§ Fragmento
El gobierno ruso ha propuesto al presidente Vladímir Putin la retirada de Rusia del Convenio Europeo para la Prevención de la Tortura y los Tratos o Penas Inhumanos o Degradantes, consolidando así su ruptura con las normas jurídicas europeas.
La medida contempla denunciar tanto el convenio de 1987 como sus protocolos adicionales de 1993, según la resolución del gabinete. Una vez aprobada, la propuesta será enviada a la Duma Estatal para su ratificación.
Críticos advierten que no se trata de un mero trámite legal, sino de una luz verde para el abuso sistemático. Al abandonar uno de los principales instrumentos europeos de derechos humanos, Rusia elimina el último mecanismo externo que supervisaba el trato a los detenidos. Observadores de derechos humanos alertan de que este paso podría abrir la puerta a torturas generalizadas, encarcelamientos políticos y duros castigos contra la disidencia en un clima cada vez más autoritario.

§ Datos proporcionados

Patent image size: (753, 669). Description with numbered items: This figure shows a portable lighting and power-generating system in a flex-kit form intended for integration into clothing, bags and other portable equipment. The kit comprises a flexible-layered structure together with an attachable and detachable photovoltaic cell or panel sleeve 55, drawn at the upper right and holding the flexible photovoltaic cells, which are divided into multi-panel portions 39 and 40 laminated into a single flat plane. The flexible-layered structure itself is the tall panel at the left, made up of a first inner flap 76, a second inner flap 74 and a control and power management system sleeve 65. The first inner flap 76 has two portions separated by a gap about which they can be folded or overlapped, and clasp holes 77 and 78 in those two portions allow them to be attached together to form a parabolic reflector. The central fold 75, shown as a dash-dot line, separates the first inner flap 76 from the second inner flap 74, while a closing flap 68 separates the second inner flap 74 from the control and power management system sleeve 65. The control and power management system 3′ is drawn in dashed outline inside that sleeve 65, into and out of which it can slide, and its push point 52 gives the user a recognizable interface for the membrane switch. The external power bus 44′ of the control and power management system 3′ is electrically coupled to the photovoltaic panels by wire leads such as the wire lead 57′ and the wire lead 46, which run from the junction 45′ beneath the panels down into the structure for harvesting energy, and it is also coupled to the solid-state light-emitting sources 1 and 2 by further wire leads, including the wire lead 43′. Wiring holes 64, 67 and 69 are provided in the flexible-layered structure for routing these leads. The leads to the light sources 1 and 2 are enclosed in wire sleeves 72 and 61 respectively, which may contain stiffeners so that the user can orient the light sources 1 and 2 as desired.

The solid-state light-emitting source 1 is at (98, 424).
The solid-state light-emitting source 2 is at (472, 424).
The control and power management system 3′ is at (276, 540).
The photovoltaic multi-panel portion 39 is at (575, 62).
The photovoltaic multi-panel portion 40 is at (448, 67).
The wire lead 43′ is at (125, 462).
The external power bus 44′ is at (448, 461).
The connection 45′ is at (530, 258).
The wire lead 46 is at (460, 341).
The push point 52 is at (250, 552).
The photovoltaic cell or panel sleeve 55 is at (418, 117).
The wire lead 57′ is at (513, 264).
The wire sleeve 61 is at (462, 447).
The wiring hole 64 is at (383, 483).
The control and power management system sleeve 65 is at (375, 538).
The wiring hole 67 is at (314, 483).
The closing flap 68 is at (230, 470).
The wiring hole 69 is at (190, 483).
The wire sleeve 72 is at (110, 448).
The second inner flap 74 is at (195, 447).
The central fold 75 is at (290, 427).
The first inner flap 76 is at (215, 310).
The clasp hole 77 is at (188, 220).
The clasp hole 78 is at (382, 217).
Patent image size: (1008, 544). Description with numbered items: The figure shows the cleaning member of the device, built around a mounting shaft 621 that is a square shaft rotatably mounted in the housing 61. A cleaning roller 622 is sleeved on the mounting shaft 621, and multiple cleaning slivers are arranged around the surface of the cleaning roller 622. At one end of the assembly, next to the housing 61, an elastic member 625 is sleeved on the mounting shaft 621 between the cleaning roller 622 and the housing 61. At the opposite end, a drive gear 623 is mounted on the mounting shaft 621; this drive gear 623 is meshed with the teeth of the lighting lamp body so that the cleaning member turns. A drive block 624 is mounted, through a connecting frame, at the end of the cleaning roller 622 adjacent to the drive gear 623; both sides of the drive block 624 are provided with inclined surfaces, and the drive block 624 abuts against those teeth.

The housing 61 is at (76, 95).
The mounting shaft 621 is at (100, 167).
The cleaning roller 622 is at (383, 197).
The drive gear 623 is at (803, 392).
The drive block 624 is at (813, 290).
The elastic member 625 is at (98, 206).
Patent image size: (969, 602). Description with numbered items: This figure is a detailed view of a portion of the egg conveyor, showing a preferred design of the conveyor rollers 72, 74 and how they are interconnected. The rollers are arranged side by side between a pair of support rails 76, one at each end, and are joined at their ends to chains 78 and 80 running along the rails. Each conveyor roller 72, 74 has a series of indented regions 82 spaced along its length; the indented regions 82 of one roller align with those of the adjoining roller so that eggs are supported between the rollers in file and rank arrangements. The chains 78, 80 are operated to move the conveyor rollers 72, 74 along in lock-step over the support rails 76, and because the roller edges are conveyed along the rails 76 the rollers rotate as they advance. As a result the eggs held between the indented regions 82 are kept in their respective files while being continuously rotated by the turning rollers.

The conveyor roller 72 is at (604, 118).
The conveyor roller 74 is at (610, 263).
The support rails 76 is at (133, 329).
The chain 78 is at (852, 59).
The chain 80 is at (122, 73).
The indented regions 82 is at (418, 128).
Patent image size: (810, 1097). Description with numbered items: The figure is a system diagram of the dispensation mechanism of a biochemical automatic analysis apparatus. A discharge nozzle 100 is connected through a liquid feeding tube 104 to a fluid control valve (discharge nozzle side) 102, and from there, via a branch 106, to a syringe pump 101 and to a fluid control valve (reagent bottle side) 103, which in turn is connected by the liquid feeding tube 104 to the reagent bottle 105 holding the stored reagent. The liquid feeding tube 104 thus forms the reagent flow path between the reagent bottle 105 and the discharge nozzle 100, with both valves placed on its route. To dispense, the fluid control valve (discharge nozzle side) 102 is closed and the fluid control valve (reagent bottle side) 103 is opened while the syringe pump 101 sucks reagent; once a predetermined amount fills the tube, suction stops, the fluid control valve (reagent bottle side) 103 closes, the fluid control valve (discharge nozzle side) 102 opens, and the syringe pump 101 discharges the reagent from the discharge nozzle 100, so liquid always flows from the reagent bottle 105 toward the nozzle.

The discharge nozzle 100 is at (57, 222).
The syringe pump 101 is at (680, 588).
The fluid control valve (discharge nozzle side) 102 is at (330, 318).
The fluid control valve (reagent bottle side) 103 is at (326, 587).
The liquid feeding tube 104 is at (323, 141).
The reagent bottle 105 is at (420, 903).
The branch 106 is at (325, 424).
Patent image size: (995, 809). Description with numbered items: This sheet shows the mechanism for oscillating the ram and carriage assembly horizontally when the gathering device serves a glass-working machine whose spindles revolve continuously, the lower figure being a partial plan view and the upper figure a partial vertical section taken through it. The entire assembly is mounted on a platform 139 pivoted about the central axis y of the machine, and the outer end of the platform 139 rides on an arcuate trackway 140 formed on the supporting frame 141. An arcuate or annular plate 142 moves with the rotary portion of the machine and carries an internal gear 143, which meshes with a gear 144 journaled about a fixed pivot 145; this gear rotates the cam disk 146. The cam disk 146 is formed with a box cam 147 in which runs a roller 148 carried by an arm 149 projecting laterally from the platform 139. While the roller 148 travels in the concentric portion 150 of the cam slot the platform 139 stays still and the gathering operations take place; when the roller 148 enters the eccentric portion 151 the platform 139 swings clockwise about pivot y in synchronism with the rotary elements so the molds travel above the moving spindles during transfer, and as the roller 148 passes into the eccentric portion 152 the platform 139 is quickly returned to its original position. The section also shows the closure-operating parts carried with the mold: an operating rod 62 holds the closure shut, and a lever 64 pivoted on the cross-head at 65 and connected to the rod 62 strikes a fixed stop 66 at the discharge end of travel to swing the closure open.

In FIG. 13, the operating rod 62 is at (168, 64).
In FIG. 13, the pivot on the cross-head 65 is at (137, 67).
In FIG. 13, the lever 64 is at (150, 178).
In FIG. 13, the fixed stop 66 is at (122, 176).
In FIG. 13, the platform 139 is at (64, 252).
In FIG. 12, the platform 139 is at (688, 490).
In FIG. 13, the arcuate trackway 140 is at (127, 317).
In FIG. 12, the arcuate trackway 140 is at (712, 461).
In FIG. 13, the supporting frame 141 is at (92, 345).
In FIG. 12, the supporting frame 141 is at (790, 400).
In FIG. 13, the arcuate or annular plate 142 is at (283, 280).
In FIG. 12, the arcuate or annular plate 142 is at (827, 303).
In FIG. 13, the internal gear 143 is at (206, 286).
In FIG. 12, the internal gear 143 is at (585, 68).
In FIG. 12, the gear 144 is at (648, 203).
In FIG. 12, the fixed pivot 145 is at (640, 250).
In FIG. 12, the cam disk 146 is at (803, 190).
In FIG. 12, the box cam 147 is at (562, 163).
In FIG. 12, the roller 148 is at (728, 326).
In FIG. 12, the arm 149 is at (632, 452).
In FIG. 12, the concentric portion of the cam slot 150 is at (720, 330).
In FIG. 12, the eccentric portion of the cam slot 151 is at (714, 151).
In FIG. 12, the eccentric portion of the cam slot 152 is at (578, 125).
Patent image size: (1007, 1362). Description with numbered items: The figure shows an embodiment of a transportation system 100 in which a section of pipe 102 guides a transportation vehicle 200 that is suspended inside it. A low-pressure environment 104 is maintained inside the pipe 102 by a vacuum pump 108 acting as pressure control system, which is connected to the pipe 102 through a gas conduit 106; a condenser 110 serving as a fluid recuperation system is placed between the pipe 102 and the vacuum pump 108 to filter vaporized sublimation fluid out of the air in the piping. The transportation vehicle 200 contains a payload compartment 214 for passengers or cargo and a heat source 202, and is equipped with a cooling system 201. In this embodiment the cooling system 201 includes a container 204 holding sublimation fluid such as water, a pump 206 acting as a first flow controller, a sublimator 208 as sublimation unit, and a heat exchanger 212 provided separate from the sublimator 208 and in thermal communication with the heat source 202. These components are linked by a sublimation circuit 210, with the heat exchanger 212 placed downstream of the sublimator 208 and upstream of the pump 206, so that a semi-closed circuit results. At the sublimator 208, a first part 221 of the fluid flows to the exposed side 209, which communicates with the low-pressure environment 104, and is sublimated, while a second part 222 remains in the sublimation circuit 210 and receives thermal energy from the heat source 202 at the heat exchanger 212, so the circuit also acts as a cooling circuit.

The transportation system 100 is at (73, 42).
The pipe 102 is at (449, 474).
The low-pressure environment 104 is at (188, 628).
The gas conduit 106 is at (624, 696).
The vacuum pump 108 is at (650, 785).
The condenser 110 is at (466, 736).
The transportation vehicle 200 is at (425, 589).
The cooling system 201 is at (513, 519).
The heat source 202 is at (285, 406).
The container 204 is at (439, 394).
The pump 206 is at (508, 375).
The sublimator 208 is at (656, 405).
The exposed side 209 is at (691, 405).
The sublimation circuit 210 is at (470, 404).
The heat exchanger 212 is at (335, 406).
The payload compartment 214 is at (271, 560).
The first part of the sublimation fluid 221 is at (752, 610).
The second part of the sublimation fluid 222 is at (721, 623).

§ Comprueba tu comprensión
**1.** Enumera todas las consecuencias que, según los observadores de derechos humanos citados en el fragmento, podría traer este paso de Rusia.
**2.** Copia del fragmento, sin cambiar nada, el pasaje que empieza en las palabras "El gobierno ruso" y termina tras las palabras "para su ratificación.".

§ Soluciones del ejercicio
**1.**
- Torturas generalizadas
- Encarcelamientos políticos
- Duros castigos contra la disidencia

**2.**
El gobierno ruso ha propuesto al presidente Vladímir Putin la retirada de Rusia del Convenio Europeo para la Prevención de la Tortura y los Tratos o Penas Inhumanos o Degradantes, consolidando así su ruptura con las normas jurídicas europeas.
La medida contempla denunciar tanto el convenio de 1987 como sus protocolos adicionales de 1993, según la resolución del gabinete. Una vez aprobada, la propuesta será enviada a la Duma Estatal para su ratificación.